# [STATED PROBLEM]
Print out the entries below with no edits.

[Data extracted from a collection]
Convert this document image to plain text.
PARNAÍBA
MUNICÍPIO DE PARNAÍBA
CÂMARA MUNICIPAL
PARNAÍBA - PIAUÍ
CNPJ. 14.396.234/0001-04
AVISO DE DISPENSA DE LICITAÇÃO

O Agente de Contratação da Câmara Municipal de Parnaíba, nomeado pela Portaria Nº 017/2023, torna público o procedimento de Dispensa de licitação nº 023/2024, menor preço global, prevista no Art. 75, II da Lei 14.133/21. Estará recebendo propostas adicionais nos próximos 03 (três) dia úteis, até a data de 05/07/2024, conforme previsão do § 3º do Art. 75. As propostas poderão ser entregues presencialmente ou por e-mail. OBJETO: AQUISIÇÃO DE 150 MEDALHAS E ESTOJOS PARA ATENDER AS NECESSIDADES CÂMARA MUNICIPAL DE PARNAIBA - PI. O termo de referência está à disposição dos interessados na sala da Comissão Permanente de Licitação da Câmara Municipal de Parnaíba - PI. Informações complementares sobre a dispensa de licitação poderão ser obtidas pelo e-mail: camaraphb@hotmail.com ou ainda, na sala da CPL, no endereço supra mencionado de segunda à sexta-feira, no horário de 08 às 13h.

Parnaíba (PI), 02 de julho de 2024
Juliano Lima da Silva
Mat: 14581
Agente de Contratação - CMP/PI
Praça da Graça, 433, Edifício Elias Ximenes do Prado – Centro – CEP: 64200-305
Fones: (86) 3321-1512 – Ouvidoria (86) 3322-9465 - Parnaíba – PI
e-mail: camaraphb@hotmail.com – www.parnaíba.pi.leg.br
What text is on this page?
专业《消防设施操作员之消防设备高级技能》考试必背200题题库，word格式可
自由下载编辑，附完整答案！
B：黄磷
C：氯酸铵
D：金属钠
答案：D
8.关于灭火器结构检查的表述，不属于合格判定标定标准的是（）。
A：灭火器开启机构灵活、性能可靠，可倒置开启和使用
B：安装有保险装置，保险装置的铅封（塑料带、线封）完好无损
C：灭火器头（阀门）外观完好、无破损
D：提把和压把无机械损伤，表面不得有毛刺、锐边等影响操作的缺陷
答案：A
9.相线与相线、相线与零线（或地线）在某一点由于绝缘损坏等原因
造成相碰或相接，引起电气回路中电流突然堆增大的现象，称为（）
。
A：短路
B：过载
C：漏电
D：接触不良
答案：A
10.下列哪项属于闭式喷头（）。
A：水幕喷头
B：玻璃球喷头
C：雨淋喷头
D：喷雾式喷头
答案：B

# [RESPONSE TO THE EXERCISE]
Convert this document image to plain text.
PARNAÍBA
MUNICÍPIO DE PARNAÍBA
CÂMARA MUNICIPAL
PARNAÍBA - PIAUÍ
CNPJ. 14.396.234/0001-04
AVISO DE DISPENSA DE LICITAÇÃO

O Agente de Contratação da Câmara Municipal de Parnaíba, nomeado pela Portaria Nº 017/2023, torna público o procedimento de Dispensa de licitação nº 023/2024, menor preço global, prevista no Art. 75, II da Lei 14.133/21. Estará recebendo propostas adicionais nos próximos 03 (três) dia úteis, até a data de 05/07/2024, conforme previsão do § 3º do Art. 75. As propostas poderão ser entregues presencialmente ou por e-mail. OBJETO: AQUISIÇÃO DE 150 MEDALHAS E ESTOJOS PARA ATENDER AS NECESSIDADES CÂMARA MUNICIPAL DE PARNAIBA - PI. O termo de referência está à disposição dos interessados na sala da Comissão Permanente de Licitação da Câmara Municipal de Parnaíba - PI. Informações complementares sobre a dispensa de licitação poderão ser obtidas pelo e-mail: camaraphb@hotmail.com ou ainda, na sala da CPL, no endereço supra mencionado de segunda à sexta-feira, no horário de 08 às 13h.

Parnaíba (PI), 02 de julho de 2024
Juliano Lima da Silva
Mat: 14581
Agente de Contratação - CMP/PI
Praça da Graça, 433, Edifício Elias Ximenes do Prado – Centro – CEP: 64200-305
Fones: (86) 3321-1512 – Ouvidoria (86) 3322-9465 - Parnaíba – PI
e-mail: camaraphb@hotmail.com – www.parnaíba.pi.leg.br
What text is on this page?
专业《消防设施操作员之消防设备高级技能》考试必背200题题库，word格式可
自由下载编辑，附完整答案！
B：黄磷
C：氯酸铵
D：金属钠
答案：D
8.关于灭火器结构检查的表述，不属于合格判定标定标准的是（）。
A：灭火器开启机构灵活、性能可靠，可倒置开启和使用
B：安装有保险装置，保险装置的铅封（塑料带、线封）完好无损
C：灭火器头（阀门）外观完好、无破损
D：提把和压把无机械损伤，表面不得有毛刺、锐边等影响操作的缺陷
答案：A
9.相线与相线、相线与零线（或地线）在某一点由于绝缘损坏等原因
造成相碰或相接，引起电气回路中电流突然堆增大的现象，称为（）
。
A：短路
B：过载
C：漏电
D：接触不良
答案：A
10.下列哪项属于闭式喷头（）。
A：水幕喷头
B：玻璃球喷头
C：雨淋喷头
D：喷雾式喷头
答案：B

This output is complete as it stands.